** What is required **
Return the lines of the material below unchanged, starting with the line containing "nav-lol[interactable]: LOL <box>650" and going on through the line containing "tool-item[interactable] <box>187 257".
**** Raw data ****
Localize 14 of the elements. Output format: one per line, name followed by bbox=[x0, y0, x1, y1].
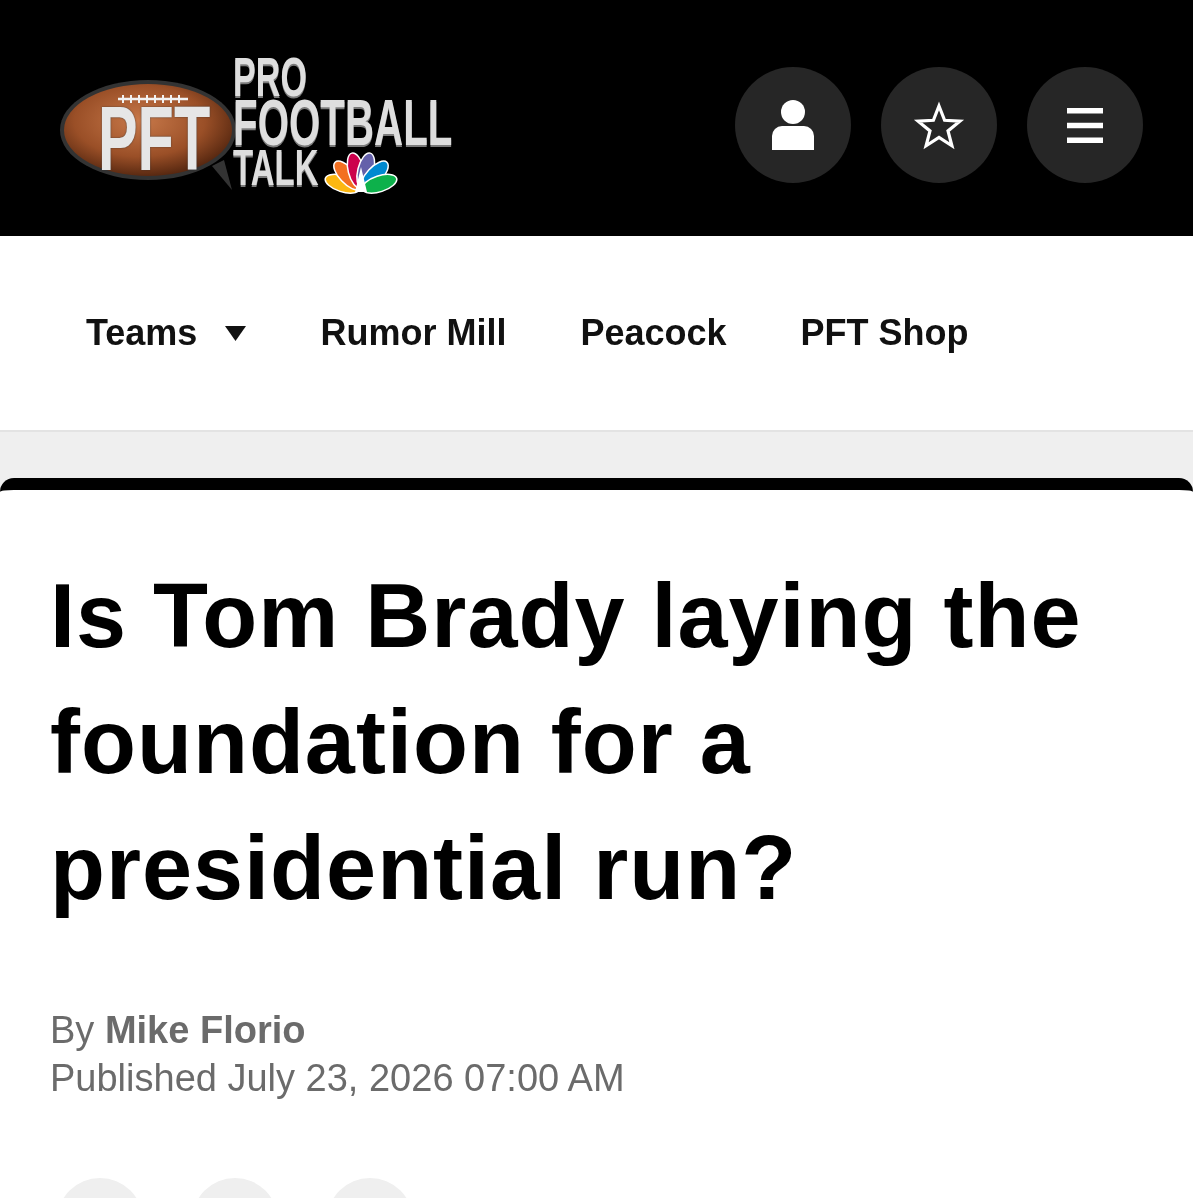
star-icon bbox=[913, 100, 965, 150]
nav-link[interactable]: Rumor Mill bbox=[320, 312, 507, 354]
person-icon bbox=[772, 100, 814, 150]
logo-text: PRO bbox=[233, 56, 308, 97]
menu-icon bbox=[1067, 107, 1103, 143]
article-headline: Is Tom Brady laying the foundation for a presidential run? bbox=[50, 565, 1083, 920]
logo-text: PFT bbox=[98, 106, 211, 172]
nav-link[interactable]: PFT Shop bbox=[800, 312, 969, 354]
article-byline: By Mike Florio bbox=[50, 1008, 306, 1053]
publish-date: Published July 23, 2026 07:00 AM bbox=[50, 1056, 625, 1101]
nav-link[interactable]: Teams bbox=[86, 312, 247, 354]
logo-text: TALK bbox=[233, 149, 319, 186]
logo-text: FOOTBALL bbox=[233, 99, 453, 146]
nav-link[interactable]: Peacock bbox=[580, 312, 727, 354]
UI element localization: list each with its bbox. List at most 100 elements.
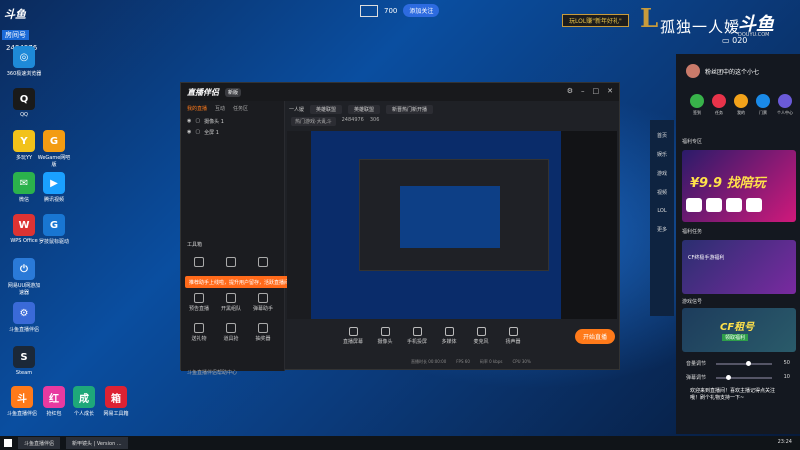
nav-lol[interactable]: LOL <box>650 208 674 214</box>
tools-title: 工具箱 <box>187 242 203 248</box>
nav-entertainment[interactable]: 娱乐 <box>650 151 674 158</box>
tool-item[interactable] <box>219 257 243 269</box>
lock-icon[interactable]: ▢ <box>195 118 200 125</box>
streamer-name: 孤独一人嫒 <box>660 18 741 36</box>
danmu-slider[interactable]: 弹幕调节 10 <box>686 374 790 381</box>
tab-interact[interactable]: 互动 <box>215 105 225 112</box>
phone-cast-button[interactable]: 手机投屏 <box>405 327 429 345</box>
slider-track[interactable] <box>716 377 772 379</box>
desktop-icon[interactable]: 成个人成长 <box>66 386 102 417</box>
tool-item[interactable] <box>187 257 211 269</box>
app-icon[interactable] <box>726 198 742 212</box>
help-center-link[interactable]: 斗鱼直播伴侣帮助中心 <box>187 369 237 376</box>
desktop-icon[interactable]: 箱网易工具箱 <box>98 386 134 417</box>
quick-item-mine[interactable]: 我的 <box>730 94 752 116</box>
desktop-icon[interactable]: 斗斗鱼直播伴侣 <box>4 386 40 417</box>
tags-field[interactable]: 新晋热门新开播 <box>386 105 434 114</box>
media-button[interactable]: 多媒体 <box>437 327 461 345</box>
room-label: 房间号 <box>2 30 29 40</box>
rental-button[interactable]: 领取福利 <box>722 334 749 341</box>
microphone-button[interactable]: 麦克风 <box>469 327 493 345</box>
tool-icon <box>258 257 268 267</box>
tool-icon <box>258 323 268 333</box>
scene-item[interactable]: ◉ ▢ 摄像头 1 <box>181 116 284 127</box>
go-live-button[interactable]: 开始直播 <box>575 329 616 344</box>
user-row[interactable]: 粉丝团中的这个小七 <box>686 64 759 78</box>
desktop-icon[interactable]: G 罗技鼠标驱动 <box>36 214 72 245</box>
volume-slider[interactable]: 音量调节 50 <box>686 360 790 367</box>
slider-knob[interactable] <box>746 361 751 366</box>
app-icon: ⏻ <box>13 258 35 280</box>
taskbar-item[interactable]: 斗鱼直播伴侣 <box>18 437 61 449</box>
desktop-icon[interactable]: ◎ 360极速浏览器 <box>6 46 42 77</box>
desktop-icon[interactable]: Q QQ <box>6 88 42 118</box>
app-icon: W <box>13 214 35 236</box>
desktop-icon[interactable]: S Steam <box>6 346 42 376</box>
app-title-bar[interactable]: 直播伴侣 新版 <box>181 83 619 101</box>
nav-more[interactable]: 更多 <box>650 226 674 233</box>
eye-icon[interactable]: ◉ <box>187 129 191 136</box>
tool-item[interactable]: 开黑组队 <box>219 293 243 312</box>
app-icon[interactable] <box>746 198 762 212</box>
tab-my-live[interactable]: 我的直播 <box>187 105 207 112</box>
task-card[interactable]: CF终极手游福利 <box>682 240 796 294</box>
desktop-icon-label: 360极速浏览器 <box>6 71 42 77</box>
room-title: 一人嫒 <box>289 107 305 113</box>
maximize-icon[interactable]: □ <box>593 87 600 95</box>
nav-home[interactable]: 首页 <box>650 132 674 139</box>
eye-icon[interactable]: ◉ <box>187 118 191 125</box>
windows-start-icon[interactable] <box>4 439 12 447</box>
app-icon[interactable] <box>706 198 722 212</box>
tool-item[interactable]: 送礼物 <box>187 323 211 342</box>
follow-button[interactable]: 添加关注 <box>403 4 440 17</box>
close-icon[interactable]: ✕ <box>607 87 613 95</box>
desktop-icon[interactable]: G WeGame网吧版 <box>36 130 72 168</box>
speaker-button[interactable]: 扬声器 <box>501 327 525 345</box>
desktop-icon[interactable]: ⚙ 斗鱼直播伴侣 <box>6 302 42 333</box>
app-version[interactable]: 新版 <box>225 87 242 97</box>
app-icon[interactable] <box>686 198 702 212</box>
tool-item[interactable]: 抽奖器 <box>251 323 275 342</box>
slider-knob[interactable] <box>726 375 731 380</box>
status-bitrate: 码率 0 kbps <box>479 359 503 364</box>
desktop-icon[interactable]: ⏻ 网易UU网游加速器 <box>6 258 42 296</box>
monitor-icon <box>360 4 378 17</box>
taskbar-item[interactable]: 新甲镜头 | Version ... <box>66 437 128 449</box>
rental-card[interactable]: CF租号 领取福利 <box>682 308 796 352</box>
slider-track[interactable] <box>716 363 772 365</box>
tool-item[interactable] <box>251 257 275 269</box>
streaming-app-window[interactable]: 直播伴侣 新版 ⚙ – □ ✕ 我的直播 互动 任务区 ◉ ▢ 摄像头 1 ◉ … <box>180 82 620 376</box>
window-controls: ⚙ – □ ✕ <box>567 87 613 95</box>
hot-tag[interactable]: 热门游戏·大乱斗 <box>291 117 336 126</box>
quick-item-profile[interactable]: 个人中心 <box>774 94 796 116</box>
avatar[interactable] <box>686 64 700 78</box>
uid-text: 2484976 <box>341 117 364 123</box>
tool-item[interactable]: 预告直播 <box>187 293 211 312</box>
nav-games[interactable]: 游戏 <box>650 170 674 177</box>
quick-item-tickets[interactable]: 门票 <box>752 94 774 116</box>
quick-label: 个人中心 <box>777 110 793 115</box>
quick-item-checkin[interactable]: 签到 <box>686 94 708 116</box>
tab-tasks[interactable]: 任务区 <box>233 105 248 112</box>
tool-item[interactable]: 道具抢 <box>219 323 243 342</box>
live-preview[interactable] <box>287 131 617 319</box>
promo-card[interactable]: ¥9.9 找陪玩 <box>682 150 796 222</box>
nav-video[interactable]: 视频 <box>650 189 674 196</box>
minimize-icon[interactable]: – <box>581 87 585 95</box>
desktop-icon-label: 罗技鼠标驱动 <box>38 239 69 245</box>
lock-icon[interactable]: ▢ <box>195 129 200 136</box>
tool-icon <box>226 257 236 267</box>
camera-button[interactable]: 摄像头 <box>373 327 397 345</box>
settings-icon[interactable]: ⚙ <box>567 87 573 95</box>
desktop-icon[interactable]: ▶ 腾讯视频 <box>36 172 72 203</box>
area-select[interactable]: 英雄联盟 <box>310 105 343 114</box>
camera-icon <box>380 327 390 336</box>
quick-label: 签到 <box>693 110 701 115</box>
category-select[interactable]: 英雄联盟 <box>348 105 381 114</box>
tool-label: 摄像头 <box>377 339 393 345</box>
screen-capture-button[interactable]: 直播屏幕 <box>341 327 365 345</box>
app-icon: 斗 <box>11 386 33 408</box>
quick-item-tasks[interactable]: 任务 <box>708 94 730 116</box>
scene-item[interactable]: ◉ ▢ 全屏 1 <box>181 127 284 138</box>
tool-item[interactable]: 弹幕助手 <box>251 293 275 312</box>
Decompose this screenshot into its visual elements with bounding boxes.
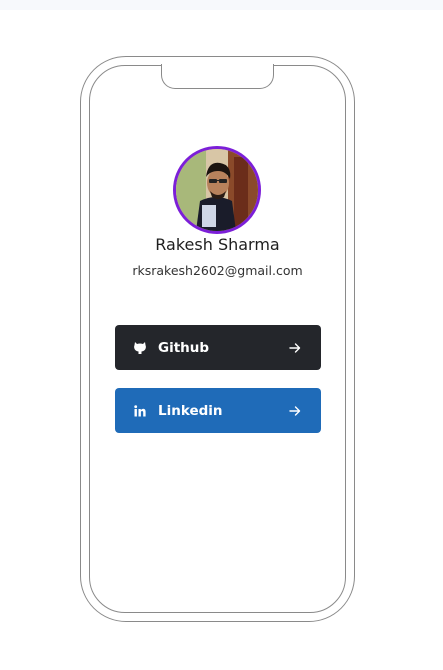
linkedin-link-button[interactable]: Linkedin <box>115 388 321 433</box>
avatar-photo <box>176 149 258 231</box>
arrow-right-icon <box>288 404 302 418</box>
avatar <box>173 146 261 234</box>
profile-email: rksrakesh2602@gmail.com <box>132 263 303 278</box>
arrow-right-icon <box>288 341 302 355</box>
linkedin-icon <box>133 404 147 418</box>
github-link-label: Github <box>158 339 210 356</box>
linkedin-link-label: Linkedin <box>158 402 223 419</box>
github-icon <box>133 341 147 355</box>
github-link-button[interactable]: Github <box>115 325 321 370</box>
phone-notch <box>161 64 274 89</box>
profile-name: Rakesh Sharma <box>155 235 280 254</box>
top-bar <box>0 0 443 10</box>
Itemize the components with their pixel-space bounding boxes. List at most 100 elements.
****
** Result **
nav-lol[interactable]: LOL <box>650 208 674 214</box>
tools-title: 工具箱 <box>187 242 203 248</box>
nav-entertainment[interactable]: 娱乐 <box>650 151 674 158</box>
tool-item[interactable] <box>219 257 243 269</box>
lock-icon[interactable]: ▢ <box>195 118 200 125</box>
streamer-name: 孤独一人嫒 <box>660 18 741 36</box>
danmu-slider[interactable]: 弹幕调节 10 <box>686 374 790 381</box>
tab-interact[interactable]: 互动 <box>215 105 225 112</box>
phone-cast-button[interactable]: 手机投屏 <box>405 327 429 345</box>
slider-track[interactable] <box>716 377 772 379</box>
desktop-icon[interactable]: 成个人成长 <box>66 386 102 417</box>
tool-item[interactable] <box>187 257 211 269</box>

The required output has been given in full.